== Information shown ==

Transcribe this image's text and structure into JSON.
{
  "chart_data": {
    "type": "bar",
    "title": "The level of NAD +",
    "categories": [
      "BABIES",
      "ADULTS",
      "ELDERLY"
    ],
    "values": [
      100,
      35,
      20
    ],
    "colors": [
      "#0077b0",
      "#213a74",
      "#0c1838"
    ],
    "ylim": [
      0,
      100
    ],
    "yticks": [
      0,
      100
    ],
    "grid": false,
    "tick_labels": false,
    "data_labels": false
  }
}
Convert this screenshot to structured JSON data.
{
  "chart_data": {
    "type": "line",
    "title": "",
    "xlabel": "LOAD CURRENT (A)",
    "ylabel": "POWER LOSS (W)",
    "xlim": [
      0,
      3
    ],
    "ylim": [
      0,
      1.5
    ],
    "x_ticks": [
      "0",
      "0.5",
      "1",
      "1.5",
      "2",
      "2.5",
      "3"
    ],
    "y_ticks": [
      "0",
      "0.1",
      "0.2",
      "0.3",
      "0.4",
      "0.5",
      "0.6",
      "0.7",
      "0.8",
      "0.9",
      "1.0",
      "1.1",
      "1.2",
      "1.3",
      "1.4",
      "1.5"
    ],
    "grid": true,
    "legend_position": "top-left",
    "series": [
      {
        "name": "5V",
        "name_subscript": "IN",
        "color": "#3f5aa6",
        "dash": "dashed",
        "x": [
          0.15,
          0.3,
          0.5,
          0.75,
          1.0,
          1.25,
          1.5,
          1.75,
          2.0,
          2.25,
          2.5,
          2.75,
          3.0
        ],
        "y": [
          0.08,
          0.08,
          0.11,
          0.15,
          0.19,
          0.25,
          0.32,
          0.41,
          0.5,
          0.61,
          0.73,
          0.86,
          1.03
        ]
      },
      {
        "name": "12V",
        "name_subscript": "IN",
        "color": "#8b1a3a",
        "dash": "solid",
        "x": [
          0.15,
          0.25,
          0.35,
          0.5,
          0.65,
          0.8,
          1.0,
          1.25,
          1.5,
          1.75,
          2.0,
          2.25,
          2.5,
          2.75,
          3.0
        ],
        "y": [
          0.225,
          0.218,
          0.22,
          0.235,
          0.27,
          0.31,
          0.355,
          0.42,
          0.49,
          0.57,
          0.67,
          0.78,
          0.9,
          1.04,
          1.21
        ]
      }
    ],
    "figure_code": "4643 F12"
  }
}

===

» **Description of the task**: Collect each line containing the string "JSON".

» **Finished answer**:
Transcribe this image's text and structure into JSON.
Convert this screenshot to structured JSON data.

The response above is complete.